Case of European Court of Human Rights, November 26, 2019 (case SAVENKO (LIMONOV) v. RUSSIA)

Resolution Date:November 26, 2019

Violation of Article 10 - Freedom of expression-{general} (Article 10-1 - Freedom of expression)




(Application no. 29088/08)



26 November 2019

This judgment is final but it may be subject to editorial revision.

In the case of Savenko (Limonov) v. Russia,

The European Court of Human Rights (Third Section), sitting as a Committee composed of:

Paulo Pinto de Albuquerque, President,Helen Keller,María Elósegui, judges,and Stephen Phillips, Section Registrar,

Having deliberated in private on 5 November 2019,

Delivers the following judgment, which was adopted on that date:


  1. The case originated in an application (no. 29088/08) against the Russian Federation lodged with the Court under Article 34 of the Convention for the Protection of Human Rights and Fundamental Freedoms (“the Convention”) by a Russian national, Mr Eduard Veniaminovich Savenko (“the applicant”), on 2 June 2008.

  2. The applicant was represented by Mr D. Agranovskiy, a lawyer practising in the Moscow Region. The Russian Government (“the Government”) were represented initially by Mr G. Matyushkin, Representative of the Russian Federation to the European Court of Human Rights, and then by his successor in that office, Mr M. Galperin.

  3. The applicant alleged, in particular, a violation of his right to freedom of expression.

  4. On 27 May 2010 the Government were given notice of the above complaint.

  5. The Government objected to the examination of the application by a Committee. Having considered the Government’s objection, the Court has rejected it.


  6. The applicant was born in 1943 and lives in Moscow. He has published books and articles under the name of Eduard Limonov. At the material time he was a founding member of the National Bolshevik Party and one of the leaders of Another Russia («Другая Россия»), an umbrella coalition known for organising opposition rallies under the name of Dissenters’ March («Марш несогласных»).

□ □ □ □ □

Directive 1 = Please lay out, as a numbered list, the records from the line with "Text: 7% ↓ HPI: 7%" up to and including the line with "Text: 1: 1 — [73, 487, 80, 497]", with blank lines left out.
The judgment and the records that follow it come from unrelated sources.

[Spatial layout data]

□ □ □ □ □

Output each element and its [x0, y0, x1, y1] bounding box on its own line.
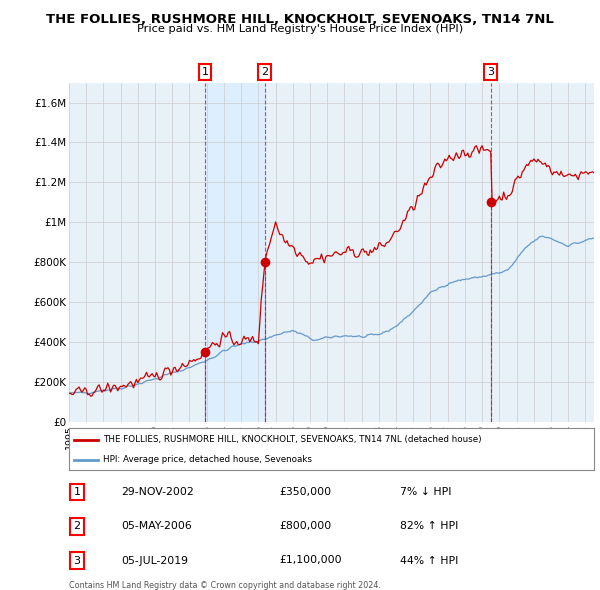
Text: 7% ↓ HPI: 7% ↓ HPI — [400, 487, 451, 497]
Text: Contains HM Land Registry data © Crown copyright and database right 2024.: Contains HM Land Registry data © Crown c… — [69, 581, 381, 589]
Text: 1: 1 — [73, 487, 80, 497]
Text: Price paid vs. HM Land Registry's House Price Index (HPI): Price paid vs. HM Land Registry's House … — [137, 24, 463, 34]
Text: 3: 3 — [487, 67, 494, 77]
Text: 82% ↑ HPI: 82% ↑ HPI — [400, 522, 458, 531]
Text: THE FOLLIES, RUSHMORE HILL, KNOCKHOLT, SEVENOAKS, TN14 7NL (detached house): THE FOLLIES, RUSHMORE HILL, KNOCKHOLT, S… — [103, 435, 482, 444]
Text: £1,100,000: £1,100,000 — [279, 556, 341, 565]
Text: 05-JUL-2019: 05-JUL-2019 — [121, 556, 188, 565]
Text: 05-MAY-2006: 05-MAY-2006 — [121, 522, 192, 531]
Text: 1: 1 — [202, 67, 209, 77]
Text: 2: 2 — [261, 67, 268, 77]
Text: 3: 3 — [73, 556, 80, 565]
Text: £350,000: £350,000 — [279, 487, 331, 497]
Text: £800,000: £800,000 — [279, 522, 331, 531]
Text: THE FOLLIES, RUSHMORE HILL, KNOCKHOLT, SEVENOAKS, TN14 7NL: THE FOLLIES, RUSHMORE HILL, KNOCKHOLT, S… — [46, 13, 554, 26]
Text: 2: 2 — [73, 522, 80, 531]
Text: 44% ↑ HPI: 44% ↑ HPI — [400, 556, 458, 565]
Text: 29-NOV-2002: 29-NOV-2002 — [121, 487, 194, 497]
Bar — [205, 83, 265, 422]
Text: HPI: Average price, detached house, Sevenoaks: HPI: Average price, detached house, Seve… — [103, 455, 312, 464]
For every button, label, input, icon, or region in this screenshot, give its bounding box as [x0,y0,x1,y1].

□ □ □ □ □

Directive 2 = In one to three sentences, explain why the judgment names two different people as representing the Russian Government.

Worked solution 1 =
1. Text: 7% ↓ HPI: 7% ↓ HPI — [400, 487, 451, 497]
2. Text: Contains HM Land Registry data © Crown copyright and database right 2024.: Contains HM Land Registry data © Crown c… — [69, 581, 381, 589]
3. Text: 1: 1 — [73, 487, 80, 497]

Worked solution 2 = Mr G. Matyushkin, Representative of the Russian Federation to the European Court of Human Rights, represented the Government at first. Mr M. Galperin then took over as his successor in that office.